_Source text_
────

By Keith Roach, M.D. on

Dear Dr. Roach: Does losing weight fast when you are first trying mean you will always gain it back? -- L.R.S.

Answer: We used to think that fast weight loss universally led to regaining it, but more careful studies have shown that weight loss of at least 5 pounds in the first four weeks of trying to lose weight is a marker for future success, not failure, at keeping weight off.

The keys to a successful weight management plan are long-term changes in diet and exercise. The body has a powerful tendency to return to its "set point," so continued adherence to a plan that has significant changes over the lifestyle that was associated with weight gain is essential.

Many people do regain weight, and in those cases, treatment with medication or even with weight-loss surgery may be appropriate for a subset of people at higher risk. However, some people find that maintaining the changes that got them to lose weight become second nature after a while. Getting help from professional weight-loss programs can definitely help people successfully lose and keep weight off.

Dear Dr. Roach: I am a 71-year-old woman with a history of several thyroid symptoms, yet my TSH, T3 and T4 are normal. My TPO antibody, however, continually goes up and is now over 13,000! My family physician and endocrinologist both refuse to acknowledge this.

Although imaging shows my thyroid is getting smaller and is "beaten and bruised," they will no longer discuss or test for TPOAb. I have already switched doctors a couple of times. Why is my autoimmune disease dismissed? How do I find the medical support I feel is necessary? -- M.A.

Answer: Antibodies to thyroid peroxidase are found in about 20% of healthy women, up to 40% of people with Type 1 diabetes, and in 90% to 100% of people with autoimmune thyroiditis (Hashimoto's thyroiditis). The very high level of antibody you have and the ultrasound findings of your thyroid make the diagnosis of Hashimoto's a near certainty.

────

_Extracted information_
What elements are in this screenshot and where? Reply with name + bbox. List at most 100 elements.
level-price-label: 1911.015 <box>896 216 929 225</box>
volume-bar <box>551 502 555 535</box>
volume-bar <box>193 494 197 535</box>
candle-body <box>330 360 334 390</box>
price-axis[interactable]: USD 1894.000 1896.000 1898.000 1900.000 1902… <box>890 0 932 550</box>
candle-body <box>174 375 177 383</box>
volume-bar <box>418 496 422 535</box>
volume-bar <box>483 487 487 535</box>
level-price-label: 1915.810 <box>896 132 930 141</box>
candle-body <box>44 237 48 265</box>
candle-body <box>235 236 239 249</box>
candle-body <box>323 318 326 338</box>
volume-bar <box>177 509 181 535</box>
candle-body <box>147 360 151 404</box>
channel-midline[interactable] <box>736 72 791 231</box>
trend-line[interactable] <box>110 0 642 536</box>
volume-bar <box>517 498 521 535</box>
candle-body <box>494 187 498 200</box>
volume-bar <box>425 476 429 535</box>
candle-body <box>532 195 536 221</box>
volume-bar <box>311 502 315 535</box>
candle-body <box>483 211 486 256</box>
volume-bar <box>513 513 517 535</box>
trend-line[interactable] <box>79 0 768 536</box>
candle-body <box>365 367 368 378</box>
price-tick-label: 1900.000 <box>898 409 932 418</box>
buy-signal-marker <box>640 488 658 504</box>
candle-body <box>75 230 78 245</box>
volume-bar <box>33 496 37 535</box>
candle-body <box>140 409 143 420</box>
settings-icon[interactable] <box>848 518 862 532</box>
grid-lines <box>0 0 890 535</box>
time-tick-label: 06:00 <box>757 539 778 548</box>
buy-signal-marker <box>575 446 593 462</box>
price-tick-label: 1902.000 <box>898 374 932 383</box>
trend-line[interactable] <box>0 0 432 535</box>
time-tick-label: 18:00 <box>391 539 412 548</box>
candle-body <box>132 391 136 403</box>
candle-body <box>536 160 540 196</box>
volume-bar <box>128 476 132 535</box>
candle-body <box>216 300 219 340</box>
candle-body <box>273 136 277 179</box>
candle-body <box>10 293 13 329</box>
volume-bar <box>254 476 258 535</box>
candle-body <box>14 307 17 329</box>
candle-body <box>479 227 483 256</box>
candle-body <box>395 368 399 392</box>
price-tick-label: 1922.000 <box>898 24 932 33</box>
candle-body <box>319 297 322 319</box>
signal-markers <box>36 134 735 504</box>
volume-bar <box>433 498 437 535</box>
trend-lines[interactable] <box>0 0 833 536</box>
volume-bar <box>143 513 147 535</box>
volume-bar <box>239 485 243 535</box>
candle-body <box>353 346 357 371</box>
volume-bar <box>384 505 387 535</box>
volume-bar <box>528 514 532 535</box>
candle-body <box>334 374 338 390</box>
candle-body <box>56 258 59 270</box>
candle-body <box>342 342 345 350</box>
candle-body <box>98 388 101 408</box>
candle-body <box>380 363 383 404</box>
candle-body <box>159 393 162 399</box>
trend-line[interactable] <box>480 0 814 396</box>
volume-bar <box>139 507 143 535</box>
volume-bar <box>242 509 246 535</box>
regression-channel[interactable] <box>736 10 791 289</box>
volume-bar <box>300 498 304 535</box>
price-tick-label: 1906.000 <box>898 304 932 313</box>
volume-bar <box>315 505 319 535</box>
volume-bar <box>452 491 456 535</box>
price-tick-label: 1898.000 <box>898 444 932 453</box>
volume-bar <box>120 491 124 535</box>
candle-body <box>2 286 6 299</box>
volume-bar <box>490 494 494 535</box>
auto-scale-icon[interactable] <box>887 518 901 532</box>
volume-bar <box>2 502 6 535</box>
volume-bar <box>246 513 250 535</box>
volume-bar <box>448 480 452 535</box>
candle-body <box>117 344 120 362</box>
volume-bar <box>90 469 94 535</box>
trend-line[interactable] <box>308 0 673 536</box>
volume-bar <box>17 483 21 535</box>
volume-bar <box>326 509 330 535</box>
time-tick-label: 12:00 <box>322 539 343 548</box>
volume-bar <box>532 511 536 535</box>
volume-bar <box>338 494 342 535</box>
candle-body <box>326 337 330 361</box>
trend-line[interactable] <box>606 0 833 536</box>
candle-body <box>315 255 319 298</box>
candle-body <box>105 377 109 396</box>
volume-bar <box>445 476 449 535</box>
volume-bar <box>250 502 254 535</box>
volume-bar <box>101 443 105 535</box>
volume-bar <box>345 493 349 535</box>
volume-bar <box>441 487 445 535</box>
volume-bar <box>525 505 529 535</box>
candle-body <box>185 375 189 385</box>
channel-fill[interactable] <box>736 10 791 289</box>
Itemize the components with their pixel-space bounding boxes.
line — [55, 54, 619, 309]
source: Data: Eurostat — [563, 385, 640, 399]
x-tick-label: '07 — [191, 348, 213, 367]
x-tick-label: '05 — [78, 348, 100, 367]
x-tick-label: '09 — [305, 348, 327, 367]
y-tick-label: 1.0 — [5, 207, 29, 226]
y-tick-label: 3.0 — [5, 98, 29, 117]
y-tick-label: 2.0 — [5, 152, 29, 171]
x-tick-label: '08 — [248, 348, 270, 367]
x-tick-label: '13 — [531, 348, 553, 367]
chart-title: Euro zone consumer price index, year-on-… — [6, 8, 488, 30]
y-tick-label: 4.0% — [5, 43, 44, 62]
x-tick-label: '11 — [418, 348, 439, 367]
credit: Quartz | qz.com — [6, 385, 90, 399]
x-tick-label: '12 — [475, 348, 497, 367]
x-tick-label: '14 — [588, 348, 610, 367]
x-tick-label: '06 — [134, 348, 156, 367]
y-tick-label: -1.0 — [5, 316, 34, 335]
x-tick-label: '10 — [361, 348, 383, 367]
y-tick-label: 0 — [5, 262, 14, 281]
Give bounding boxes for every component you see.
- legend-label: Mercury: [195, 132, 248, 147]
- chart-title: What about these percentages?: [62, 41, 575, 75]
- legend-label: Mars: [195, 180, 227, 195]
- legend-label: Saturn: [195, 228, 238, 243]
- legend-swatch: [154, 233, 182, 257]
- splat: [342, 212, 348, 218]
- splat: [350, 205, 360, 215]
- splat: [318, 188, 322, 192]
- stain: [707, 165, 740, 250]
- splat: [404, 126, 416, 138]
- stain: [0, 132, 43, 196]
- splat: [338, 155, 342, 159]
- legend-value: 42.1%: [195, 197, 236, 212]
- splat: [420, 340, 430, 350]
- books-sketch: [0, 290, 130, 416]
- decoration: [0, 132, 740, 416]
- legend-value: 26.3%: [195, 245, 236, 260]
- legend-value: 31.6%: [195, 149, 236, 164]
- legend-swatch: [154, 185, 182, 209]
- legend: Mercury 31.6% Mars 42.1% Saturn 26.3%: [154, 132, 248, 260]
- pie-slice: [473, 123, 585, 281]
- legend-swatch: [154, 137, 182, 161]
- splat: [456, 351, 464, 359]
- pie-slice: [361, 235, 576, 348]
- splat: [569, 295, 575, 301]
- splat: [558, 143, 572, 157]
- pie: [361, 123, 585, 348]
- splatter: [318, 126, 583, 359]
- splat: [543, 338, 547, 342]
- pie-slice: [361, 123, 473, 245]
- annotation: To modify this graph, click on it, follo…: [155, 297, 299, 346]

────

_Tasks for this exercise_
a: From the advice column, list every group of people for whom a share with thyroid peroxidase antibodies is given, and give each group's figure.
b: Answer these questions from the advice column:
(i) How much weight lost in the first four weeks of trying is a marker for future success?
(ii) How old is the woman who wrote about her thyroid?
(iii) Which two doctors of hers refuse to acknowledge her TPO antibody results?

_Numbered responses_
a:
- Healthy women: about 20%
- People with Type 1 diabetes: up to 40%
- People with autoimmune thyroiditis (Hashimoto's thyroiditis): 90% to 100%

b:
(i) At least 5 pounds.
(ii) 71.
(iii) Her family physician and her endocrinologist.